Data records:
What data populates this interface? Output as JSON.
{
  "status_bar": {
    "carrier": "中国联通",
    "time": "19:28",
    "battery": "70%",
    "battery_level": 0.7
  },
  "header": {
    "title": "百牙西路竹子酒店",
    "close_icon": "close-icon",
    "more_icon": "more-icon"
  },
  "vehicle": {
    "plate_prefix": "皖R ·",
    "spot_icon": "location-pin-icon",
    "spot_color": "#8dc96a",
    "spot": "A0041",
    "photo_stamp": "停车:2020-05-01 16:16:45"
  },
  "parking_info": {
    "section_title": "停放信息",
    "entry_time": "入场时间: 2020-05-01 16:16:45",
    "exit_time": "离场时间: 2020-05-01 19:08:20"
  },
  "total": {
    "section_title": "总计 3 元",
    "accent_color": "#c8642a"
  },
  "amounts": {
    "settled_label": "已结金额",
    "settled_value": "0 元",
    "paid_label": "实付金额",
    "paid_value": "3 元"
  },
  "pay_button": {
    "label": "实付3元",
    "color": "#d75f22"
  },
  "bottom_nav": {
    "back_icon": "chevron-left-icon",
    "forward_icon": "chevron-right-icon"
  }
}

---

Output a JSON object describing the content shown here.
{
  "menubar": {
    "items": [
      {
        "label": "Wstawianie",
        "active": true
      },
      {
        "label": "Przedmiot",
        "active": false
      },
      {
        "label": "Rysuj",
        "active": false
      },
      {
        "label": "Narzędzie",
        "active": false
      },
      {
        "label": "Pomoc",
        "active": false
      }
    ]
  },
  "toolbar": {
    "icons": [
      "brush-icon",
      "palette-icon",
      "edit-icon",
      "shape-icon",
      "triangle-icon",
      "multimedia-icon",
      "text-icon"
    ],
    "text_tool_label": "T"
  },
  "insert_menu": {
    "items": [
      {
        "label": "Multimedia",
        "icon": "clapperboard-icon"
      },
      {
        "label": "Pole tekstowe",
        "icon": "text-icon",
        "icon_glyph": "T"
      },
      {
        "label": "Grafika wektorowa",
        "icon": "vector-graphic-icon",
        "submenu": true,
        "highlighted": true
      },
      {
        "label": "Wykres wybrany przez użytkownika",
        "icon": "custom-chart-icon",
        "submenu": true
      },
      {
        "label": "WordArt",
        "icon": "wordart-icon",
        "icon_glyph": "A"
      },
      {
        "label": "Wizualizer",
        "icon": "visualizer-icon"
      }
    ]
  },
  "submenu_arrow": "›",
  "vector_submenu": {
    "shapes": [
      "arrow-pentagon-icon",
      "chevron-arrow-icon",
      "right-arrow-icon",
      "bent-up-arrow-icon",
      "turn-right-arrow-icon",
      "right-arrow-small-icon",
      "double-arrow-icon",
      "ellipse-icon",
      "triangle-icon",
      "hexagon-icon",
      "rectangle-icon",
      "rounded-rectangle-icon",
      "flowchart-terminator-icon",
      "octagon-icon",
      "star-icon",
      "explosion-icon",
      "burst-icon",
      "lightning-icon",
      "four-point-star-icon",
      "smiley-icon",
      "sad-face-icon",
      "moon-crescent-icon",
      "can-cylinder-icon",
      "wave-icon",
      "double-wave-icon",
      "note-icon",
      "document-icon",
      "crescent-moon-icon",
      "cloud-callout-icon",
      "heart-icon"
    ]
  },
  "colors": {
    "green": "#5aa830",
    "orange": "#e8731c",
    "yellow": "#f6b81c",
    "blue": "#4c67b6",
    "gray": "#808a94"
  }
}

**WHAT YOU HAVE TO DO**
In the entries above, find each line with the word "Output" and copy it.

**RESPONSE TO THE EXERCISE**
What data populates this interface? Output as JSON.
Output a JSON object describing the content shown here.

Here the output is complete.